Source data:
┏━━

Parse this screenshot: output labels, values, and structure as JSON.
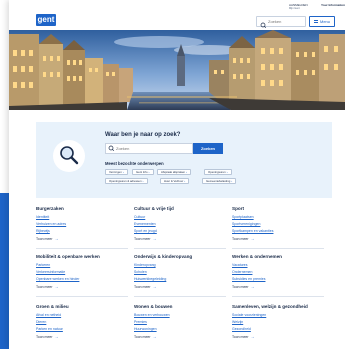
{
  "header": {
    "logo": "gent",
    "search_placeholder": "Zoeken",
    "menu_label": "Menu",
    "login_label": "AANMELDEN",
    "login_sub": "Mijn Gent",
    "language_label": "Your Information"
  },
  "search_panel": {
    "title": "Waar ben je naar op zoek?",
    "input_placeholder": "Zoeken",
    "button_label": "Zoeken",
    "subtitle": "Meest bezochte onderwerpen",
    "chips": [
      "Verzorgen",
      "Gent Info",
      "Afspraak afspraken",
      "Openingsuren",
      "Openingsuren & adressen",
      "Huur & Verhuur",
      "Gemeentebelasting"
    ]
  },
  "topics": [
    {
      "title": "Burgerzaken",
      "links": [
        "Identiteit",
        "Verhuizen en adres",
        "Rijbewijs"
      ],
      "more": "Toon meer"
    },
    {
      "title": "Cultuur & vrije tijd",
      "links": [
        "Cultuur",
        "Evenementen",
        "Sport en jeugd"
      ],
      "more": "Toon meer"
    },
    {
      "title": "Sport",
      "links": [
        "Sportplaatsen",
        "Sportverenigingen",
        "Sportkampen en vakanties"
      ],
      "more": "Toon meer"
    },
    {
      "title": "Mobiliteit & openbare werken",
      "links": [
        "Parkeren",
        "Verkeersinformatie",
        "Openbare werken en hinder"
      ],
      "more": "Toon meer"
    },
    {
      "title": "Onderwijs & kinderopvang",
      "links": [
        "Kinderopvang",
        "Scholen",
        "Huiswerkbegeleiding"
      ],
      "more": "Toon meer"
    },
    {
      "title": "Werken & ondernemen",
      "links": [
        "Vacatures",
        "Ondernemen",
        "Subsidies en premies"
      ],
      "more": "Toon meer"
    },
    {
      "title": "Groen & milieu",
      "links": [
        "Afval en netheid",
        "Dieren",
        "Parken en natuur"
      ],
      "more": "Toon meer"
    },
    {
      "title": "Wonen & bouwen",
      "links": [
        "Bouwen en verbouwen",
        "Premies",
        "Huurwoningen"
      ],
      "more": "Toon meer"
    },
    {
      "title": "Samenleven, welzijn & gezondheid",
      "links": [
        "Sociale voorzieningen",
        "Welzijn",
        "Gezondheid"
      ],
      "more": "Toon meer"
    }
  ],
  "colors": {
    "brand_blue": "#1e64c8",
    "panel_bg": "#e8f2fb",
    "text_dark": "#1a2b49"
  }
}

┗━━

* TASK
Pictures are to be left out; all else in the entries above is to be quoted exactly.

* FINISHED EXERCISE
Parse this screenshot: output labels, values, and structure as JSON.
{
  "header": {
    "logo": "gent",
    "search_placeholder": "Zoeken",
    "menu_label": "Menu",
    "login_label": "AANMELDEN",
    "login_sub": "Mijn Gent",
    "language_label": "Your Information"
  },
  "search_panel": {
    "title": "Waar ben je naar op zoek?",
    "input_placeholder": "Zoeken",
    "button_label": "Zoeken",
    "subtitle": "Meest bezochte onderwerpen",
    "chips": [
      "Verzorgen",
      "Gent Info",
      "Afspraak afspraken",
      "Openingsuren",
      "Openingsuren & adressen",
      "Huur & Verhuur",
      "Gemeentebelasting"
    ]
  },
  "topics": [
    {
      "title": "Burgerzaken",
      "links": [
        "Identiteit",
        "Verhuizen en adres",
        "Rijbewijs"
      ],
      "more": "Toon meer"
    },
    {
      "title": "Cultuur & vrije tijd",
      "links": [
        "Cultuur",
        "Evenementen",
        "Sport en jeugd"
      ],
      "more": "Toon meer"
    },
    {
      "title": "Sport",
      "links": [
        "Sportplaatsen",
        "Sportverenigingen",
        "Sportkampen en vakanties"
      ],
      "more": "Toon meer"
    },
    {
      "title": "Mobiliteit & openbare werken",
      "links": [
        "Parkeren",
        "Verkeersinformatie",
        "Openbare werken en hinder"
      ],
      "more": "Toon meer"
    },
    {
      "title": "Onderwijs & kinderopvang",
      "links": [
        "Kinderopvang",
        "Scholen",
        "Huiswerkbegeleiding"
      ],
      "more": "Toon meer"
    },
    {
      "title": "Werken & ondernemen",
      "links": [
        "Vacatures",
        "Ondernemen",
        "Subsidies en premies"
      ],
      "more": "Toon meer"
    },
    {
      "title": "Groen & milieu",
      "links": [
        "Afval en netheid",
        "Dieren",
        "Parken en natuur"
      ],
      "more": "Toon meer"
    },
    {
      "title": "Wonen & bouwen",
      "links": [
        "Bouwen en verbouwen",
        "Premies",
        "Huurwoningen"
      ],
      "more": "Toon meer"
    },
    {
      "title": "Samenleven, welzijn & gezondheid",
      "links": [
        "Sociale voorzieningen",
        "Welzijn",
        "Gezondheid"
      ],
      "more": "Toon meer"
    }
  ],
  "colors": {
    "brand_blue": "#1e64c8",
    "panel_bg": "#e8f2fb",
    "text_dark": "#1a2b49"
  }
}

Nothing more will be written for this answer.